(Extracted data entries)
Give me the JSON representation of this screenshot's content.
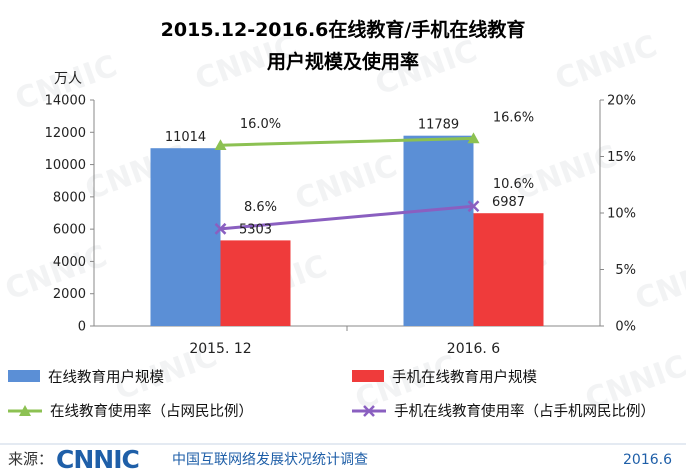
{
  "chart_data": {
    "type": "bar",
    "title_lines": [
      "2015.12-2016.6在线教育/手机在线教育",
      "用户规模及使用率"
    ],
    "left_axis": {
      "unit": "万人",
      "ylim": [
        0,
        14000
      ],
      "ticks": [
        "0",
        "2000",
        "4000",
        "6000",
        "8000",
        "10000",
        "12000",
        "14000"
      ],
      "tick_values": [
        0,
        2000,
        4000,
        6000,
        8000,
        10000,
        12000,
        14000
      ]
    },
    "right_axis": {
      "ylim": [
        0,
        20
      ],
      "ticks": [
        "0%",
        "5%",
        "10%",
        "15%",
        "20%"
      ],
      "tick_values": [
        0,
        5,
        10,
        15,
        20
      ]
    },
    "categories": [
      "2015. 12",
      "2016. 6"
    ],
    "bar_series": [
      {
        "name": "在线教育用户规模",
        "values": [
          11014,
          11789
        ],
        "labels": [
          "11014",
          "11789"
        ],
        "color": "#5b8fd6"
      },
      {
        "name": "手机在线教育用户规模",
        "values": [
          5303,
          6987
        ],
        "labels": [
          "5303",
          "6987"
        ],
        "color": "#ef3b3b"
      }
    ],
    "line_series": [
      {
        "name": "在线教育使用率（占网民比例）",
        "values": [
          16.0,
          16.6
        ],
        "labels": [
          "16.0%",
          "16.6%"
        ],
        "color": "#8cc152",
        "marker": "triangle"
      },
      {
        "name": "手机在线教育使用率（占手机网民比例）",
        "values": [
          8.6,
          10.6
        ],
        "labels": [
          "8.6%",
          "10.6%"
        ],
        "color": "#8a5fc0",
        "marker": "x"
      }
    ],
    "grid": false,
    "legend_position": "bottom"
  },
  "footer": {
    "source_label": "来源：",
    "logo_text": "CNNIC",
    "org_name": "中国互联网络发展状况统计调查",
    "date": "2016.6"
  },
  "watermark_text": "CNNIC"
}
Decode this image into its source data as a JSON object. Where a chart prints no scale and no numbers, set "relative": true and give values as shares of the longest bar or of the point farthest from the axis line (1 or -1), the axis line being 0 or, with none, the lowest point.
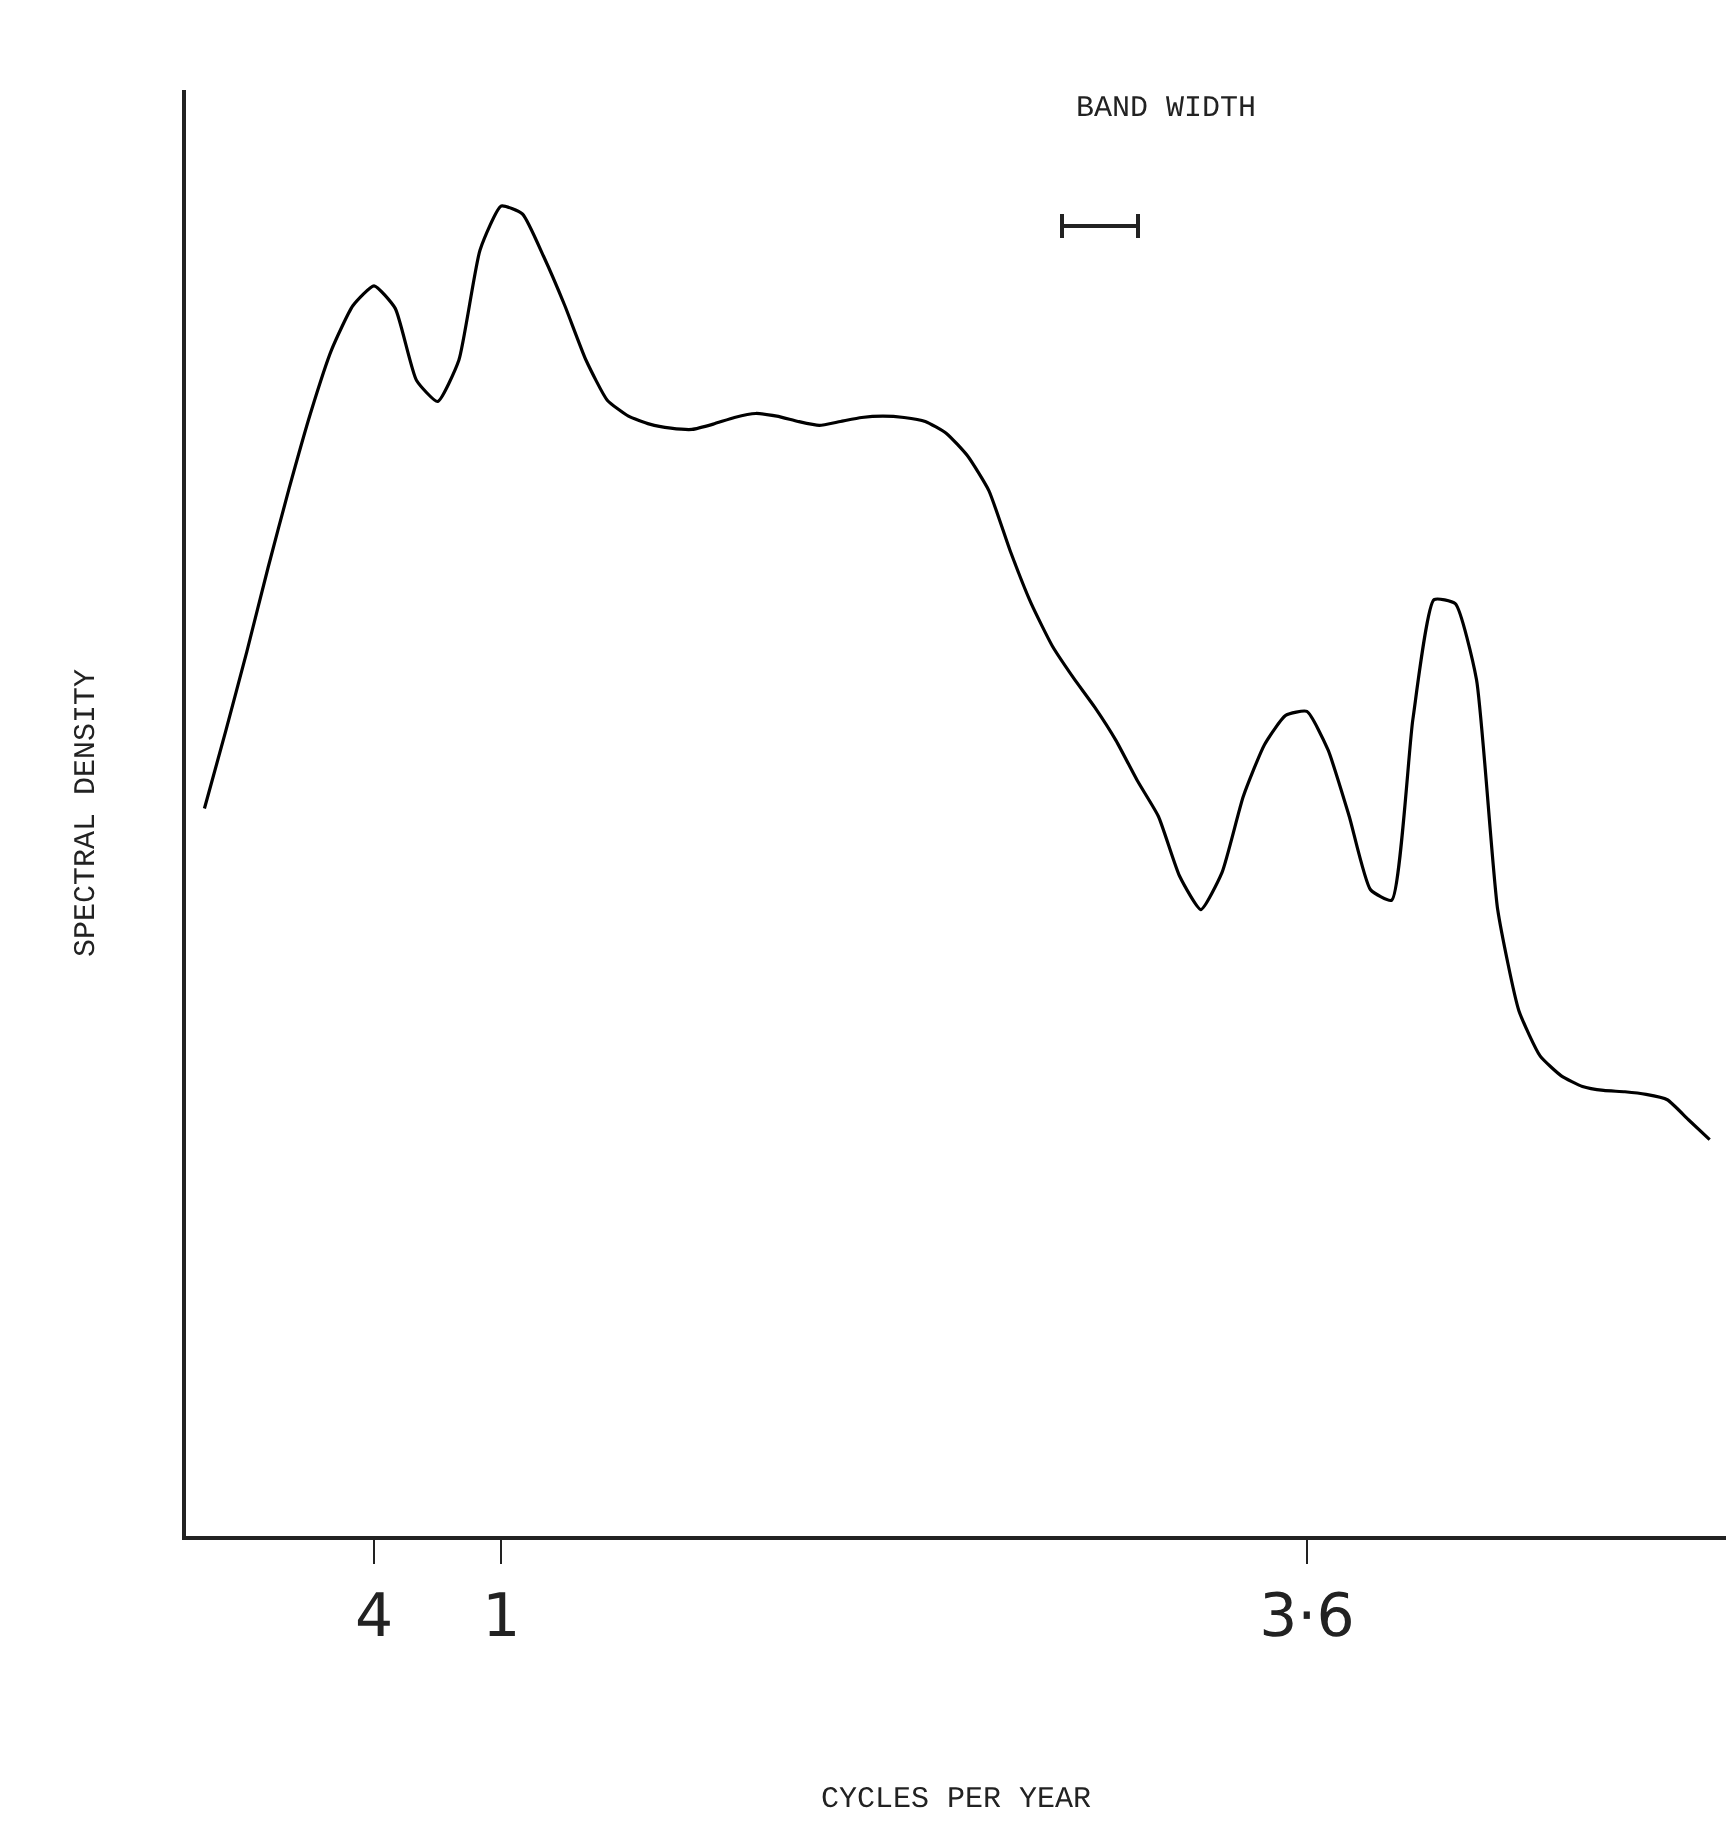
{
  "chart_data": {
    "type": "line",
    "relative": true,
    "xlabel": "CYCLES PER YEAR",
    "ylabel": "SPECTRAL DENSITY",
    "categories": [
      null,
      null,
      null,
      null,
      null,
      null,
      null,
      null,
      "4",
      null,
      null,
      null,
      null,
      null,
      "1",
      null,
      null,
      null,
      null,
      null,
      null,
      null,
      null,
      null,
      null,
      null,
      null,
      null,
      null,
      null,
      null,
      null,
      null,
      null,
      null,
      null,
      null,
      null,
      null,
      null,
      null,
      null,
      null,
      null,
      null,
      null,
      null,
      null,
      null,
      null,
      null,
      null,
      "3·6",
      null,
      null,
      null,
      null,
      null,
      null,
      null,
      null,
      null,
      null,
      null,
      null,
      null,
      null,
      null,
      null,
      null,
      null,
      null
    ],
    "annotations": [
      "BAND WIDTH"
    ],
    "grid": false,
    "marker": "none",
    "line_style": "solid",
    "series": [
      {
        "color": "#000000",
        "values": [
          0.547,
          0.605,
          0.665,
          0.728,
          0.788,
          0.844,
          0.892,
          0.925,
          0.94,
          0.923,
          0.869,
          0.853,
          0.884,
          0.967,
          1.0,
          0.994,
          0.962,
          0.925,
          0.884,
          0.854,
          0.842,
          0.836,
          0.833,
          0.832,
          0.836,
          0.841,
          0.844,
          0.842,
          0.838,
          0.835,
          0.838,
          0.841,
          0.842,
          0.841,
          0.838,
          0.829,
          0.812,
          0.786,
          0.741,
          0.701,
          0.669,
          0.645,
          0.623,
          0.598,
          0.568,
          0.541,
          0.496,
          0.471,
          0.499,
          0.556,
          0.595,
          0.617,
          0.62,
          0.591,
          0.541,
          0.486,
          0.478,
          0.614,
          0.704,
          0.701,
          0.644,
          0.471,
          0.395,
          0.361,
          0.346,
          0.338,
          0.335,
          0.334,
          0.332,
          0.328,
          0.313,
          0.298
        ]
      }
    ]
  }
}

→ Task details
In the entries above, find every line with the word "relative" and list it.

→ The reply
Decode this image into its source data as a JSON object. Where a chart prints no scale and no numbers, set "relative": true and give values as shares of the longest bar or of the point farthest from the axis line (1 or -1), the axis line being 0 or, with none, the lowest point.
    "relative": true,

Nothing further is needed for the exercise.